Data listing

************

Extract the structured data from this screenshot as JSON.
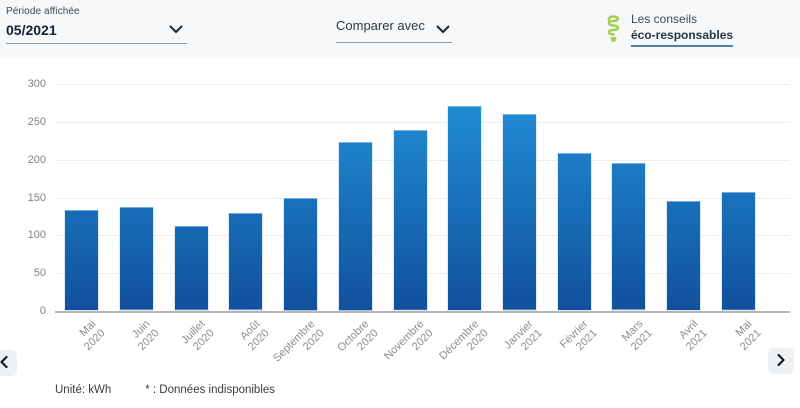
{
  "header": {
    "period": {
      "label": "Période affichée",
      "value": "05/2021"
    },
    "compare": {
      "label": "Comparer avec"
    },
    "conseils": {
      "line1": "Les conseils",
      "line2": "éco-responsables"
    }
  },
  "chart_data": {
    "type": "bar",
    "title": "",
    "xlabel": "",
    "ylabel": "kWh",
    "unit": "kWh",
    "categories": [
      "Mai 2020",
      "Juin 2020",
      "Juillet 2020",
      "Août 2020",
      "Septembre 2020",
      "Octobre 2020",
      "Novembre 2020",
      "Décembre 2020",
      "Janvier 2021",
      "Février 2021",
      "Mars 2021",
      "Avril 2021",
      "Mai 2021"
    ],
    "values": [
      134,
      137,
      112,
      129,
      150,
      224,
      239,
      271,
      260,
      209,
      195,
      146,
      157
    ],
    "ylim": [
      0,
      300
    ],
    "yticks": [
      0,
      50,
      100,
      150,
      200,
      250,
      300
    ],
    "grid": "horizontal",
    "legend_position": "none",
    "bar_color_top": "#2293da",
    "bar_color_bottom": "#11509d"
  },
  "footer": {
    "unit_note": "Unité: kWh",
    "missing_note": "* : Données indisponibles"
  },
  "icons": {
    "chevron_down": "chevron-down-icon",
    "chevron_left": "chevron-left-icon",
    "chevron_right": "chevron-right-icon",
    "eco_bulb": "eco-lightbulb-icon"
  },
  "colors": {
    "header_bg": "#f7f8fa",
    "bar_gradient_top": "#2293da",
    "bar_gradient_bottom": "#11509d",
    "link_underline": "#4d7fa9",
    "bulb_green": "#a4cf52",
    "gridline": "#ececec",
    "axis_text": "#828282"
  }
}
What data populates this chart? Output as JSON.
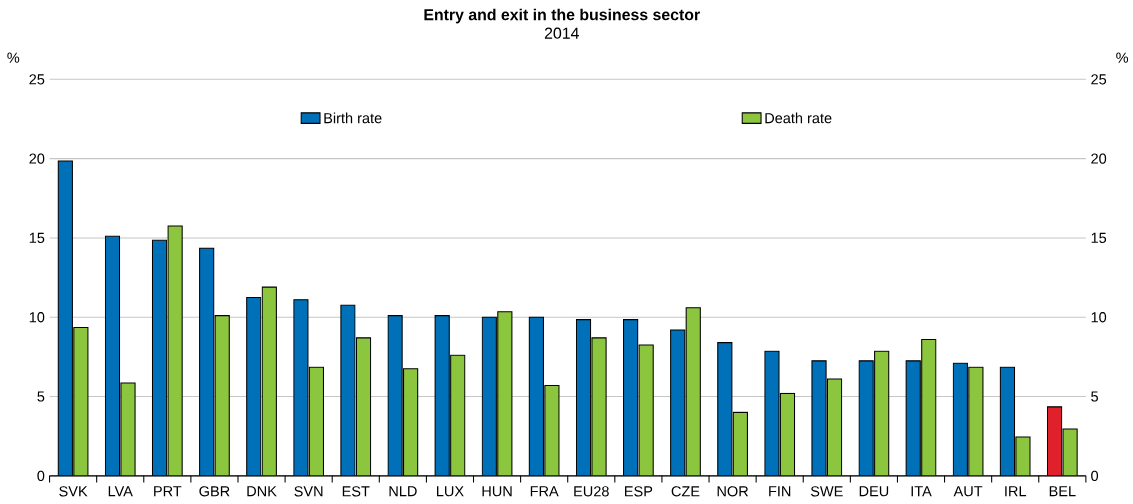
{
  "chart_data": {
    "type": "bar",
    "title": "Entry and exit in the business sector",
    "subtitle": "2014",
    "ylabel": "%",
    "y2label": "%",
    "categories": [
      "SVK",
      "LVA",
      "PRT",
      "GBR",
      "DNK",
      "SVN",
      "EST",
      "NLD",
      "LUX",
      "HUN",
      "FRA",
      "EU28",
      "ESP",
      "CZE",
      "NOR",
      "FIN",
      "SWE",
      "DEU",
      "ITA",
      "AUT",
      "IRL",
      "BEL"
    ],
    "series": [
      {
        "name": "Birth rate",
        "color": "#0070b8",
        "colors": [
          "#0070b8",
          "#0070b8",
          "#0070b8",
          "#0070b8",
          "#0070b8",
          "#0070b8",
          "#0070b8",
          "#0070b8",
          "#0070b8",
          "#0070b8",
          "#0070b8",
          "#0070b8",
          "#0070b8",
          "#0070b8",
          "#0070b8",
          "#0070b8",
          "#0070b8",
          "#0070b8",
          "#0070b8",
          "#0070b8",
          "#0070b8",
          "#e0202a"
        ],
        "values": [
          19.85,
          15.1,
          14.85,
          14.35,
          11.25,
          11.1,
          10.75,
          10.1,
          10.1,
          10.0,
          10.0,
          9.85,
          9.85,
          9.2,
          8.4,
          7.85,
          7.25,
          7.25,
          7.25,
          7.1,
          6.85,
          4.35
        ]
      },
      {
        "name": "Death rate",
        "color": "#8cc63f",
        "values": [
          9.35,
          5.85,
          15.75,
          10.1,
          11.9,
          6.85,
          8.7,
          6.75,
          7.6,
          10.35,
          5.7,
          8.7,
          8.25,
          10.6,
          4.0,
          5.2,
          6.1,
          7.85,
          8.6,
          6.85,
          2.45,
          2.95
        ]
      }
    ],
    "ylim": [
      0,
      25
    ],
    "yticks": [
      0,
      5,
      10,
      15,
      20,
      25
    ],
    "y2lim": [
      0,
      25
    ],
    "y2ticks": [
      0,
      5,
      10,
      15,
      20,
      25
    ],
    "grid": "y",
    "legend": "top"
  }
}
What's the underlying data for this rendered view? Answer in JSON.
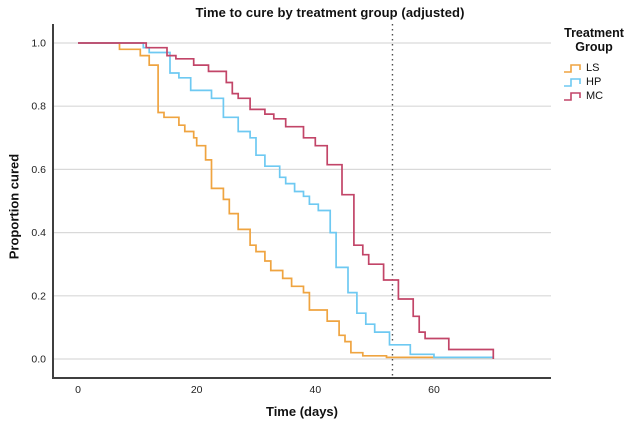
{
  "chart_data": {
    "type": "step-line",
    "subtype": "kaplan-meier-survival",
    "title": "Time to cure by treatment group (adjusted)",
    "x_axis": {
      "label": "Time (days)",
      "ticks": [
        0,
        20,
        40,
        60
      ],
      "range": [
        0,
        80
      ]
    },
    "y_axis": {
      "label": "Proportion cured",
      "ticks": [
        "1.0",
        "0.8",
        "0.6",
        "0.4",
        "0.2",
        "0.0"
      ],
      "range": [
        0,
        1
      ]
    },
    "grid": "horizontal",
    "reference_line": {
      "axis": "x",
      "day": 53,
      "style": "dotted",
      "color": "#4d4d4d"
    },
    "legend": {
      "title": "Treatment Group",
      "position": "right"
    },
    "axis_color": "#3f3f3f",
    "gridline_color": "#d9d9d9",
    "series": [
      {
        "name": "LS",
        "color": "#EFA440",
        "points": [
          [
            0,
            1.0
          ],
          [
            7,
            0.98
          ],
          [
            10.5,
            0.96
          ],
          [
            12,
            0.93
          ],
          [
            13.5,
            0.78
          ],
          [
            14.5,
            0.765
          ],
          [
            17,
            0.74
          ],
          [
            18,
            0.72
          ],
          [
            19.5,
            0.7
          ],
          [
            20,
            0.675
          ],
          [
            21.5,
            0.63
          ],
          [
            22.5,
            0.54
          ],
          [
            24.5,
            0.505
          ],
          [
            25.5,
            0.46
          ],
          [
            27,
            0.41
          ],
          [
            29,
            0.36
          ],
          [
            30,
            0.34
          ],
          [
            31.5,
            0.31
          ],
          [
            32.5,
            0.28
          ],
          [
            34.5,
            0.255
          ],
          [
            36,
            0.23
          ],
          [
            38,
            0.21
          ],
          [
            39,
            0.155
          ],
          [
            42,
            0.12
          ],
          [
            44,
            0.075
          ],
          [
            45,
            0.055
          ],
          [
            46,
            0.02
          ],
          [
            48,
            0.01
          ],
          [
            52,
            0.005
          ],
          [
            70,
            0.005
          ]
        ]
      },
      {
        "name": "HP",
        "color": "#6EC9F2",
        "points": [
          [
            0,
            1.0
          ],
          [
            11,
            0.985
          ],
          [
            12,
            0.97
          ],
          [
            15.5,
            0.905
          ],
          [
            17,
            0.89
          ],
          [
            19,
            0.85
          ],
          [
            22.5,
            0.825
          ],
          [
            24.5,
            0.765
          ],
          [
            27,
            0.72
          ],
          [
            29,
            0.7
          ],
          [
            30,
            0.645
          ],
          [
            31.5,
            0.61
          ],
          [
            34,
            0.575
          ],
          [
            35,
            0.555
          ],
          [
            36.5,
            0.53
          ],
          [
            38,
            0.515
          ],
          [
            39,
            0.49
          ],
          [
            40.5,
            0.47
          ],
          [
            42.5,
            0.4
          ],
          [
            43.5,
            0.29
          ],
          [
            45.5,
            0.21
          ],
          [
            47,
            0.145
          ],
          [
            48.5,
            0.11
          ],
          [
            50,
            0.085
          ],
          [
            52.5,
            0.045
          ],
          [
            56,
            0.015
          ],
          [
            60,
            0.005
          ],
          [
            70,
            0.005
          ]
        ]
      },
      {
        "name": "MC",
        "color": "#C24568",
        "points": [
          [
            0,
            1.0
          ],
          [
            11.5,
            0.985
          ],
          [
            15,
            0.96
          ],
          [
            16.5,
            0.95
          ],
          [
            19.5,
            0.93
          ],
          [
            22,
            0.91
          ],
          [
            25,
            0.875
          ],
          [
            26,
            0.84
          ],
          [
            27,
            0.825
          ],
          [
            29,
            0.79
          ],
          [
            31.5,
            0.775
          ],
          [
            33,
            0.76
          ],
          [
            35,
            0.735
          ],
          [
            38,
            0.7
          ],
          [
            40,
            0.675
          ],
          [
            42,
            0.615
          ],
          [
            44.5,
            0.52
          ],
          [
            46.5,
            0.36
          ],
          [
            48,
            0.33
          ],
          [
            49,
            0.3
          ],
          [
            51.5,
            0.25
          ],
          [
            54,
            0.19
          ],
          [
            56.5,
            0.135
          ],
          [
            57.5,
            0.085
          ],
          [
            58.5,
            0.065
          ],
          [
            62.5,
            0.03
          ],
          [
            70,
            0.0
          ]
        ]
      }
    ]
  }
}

************

TASK DESCRIPTION – Read the entries above, then pull out the lines that include "right".

THE RESULT –
    "chevron_right": "chevron-right-icon",
      "position": "right"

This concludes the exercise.